→ **Exercise instructions**:
Skip all pictures, then print the remaining material exactly.

→ **Part of a data file**:
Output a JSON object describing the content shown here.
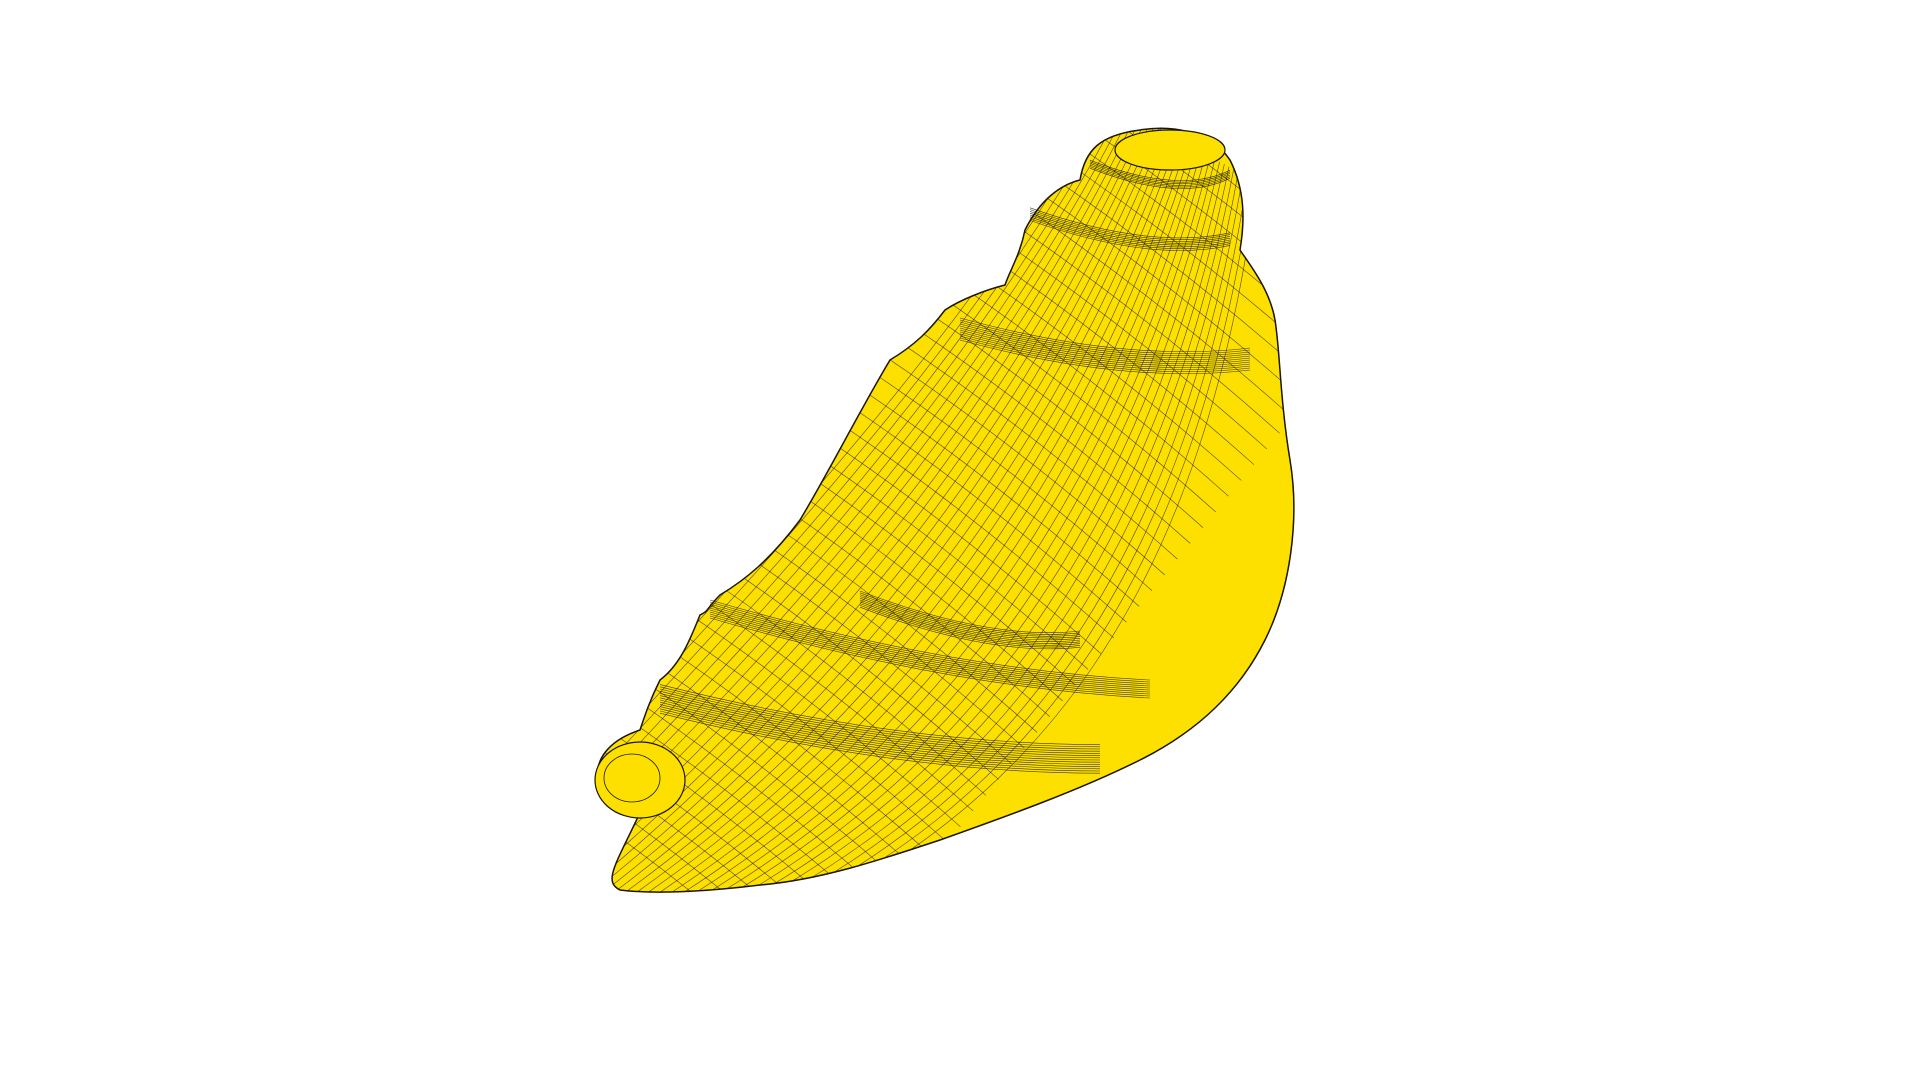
{
  "scene": {
    "background_color": "#ffffff",
    "model": {
      "object": "croissant-wireframe-mesh",
      "fill_color": "#fde000",
      "wire_color": "#1a1600",
      "shade_color": "#d9bf00"
    }
  }
}
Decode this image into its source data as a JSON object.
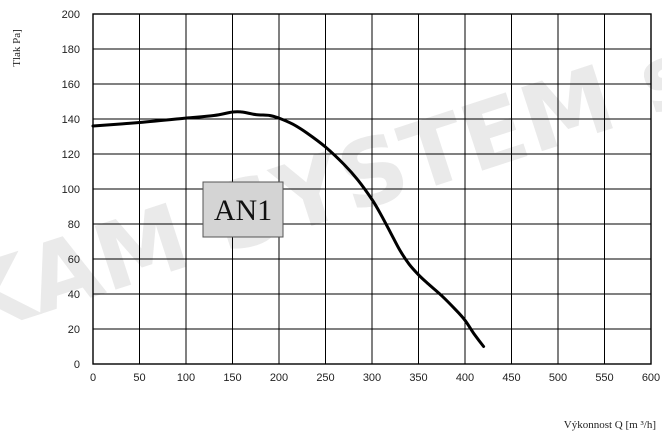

→ **Exercise solution**:
Output a JSON object describing the content shown here.
{
  "scene": {
    "background_color": "#ffffff",
    "model": {
      "object": "croissant-wireframe-mesh",
      "fill_color": "#fde000",
      "wire_color": "#1a1600",
      "shade_color": "#d9bf00"
    }
  }
}
Decode this image into its source data as a JSON object.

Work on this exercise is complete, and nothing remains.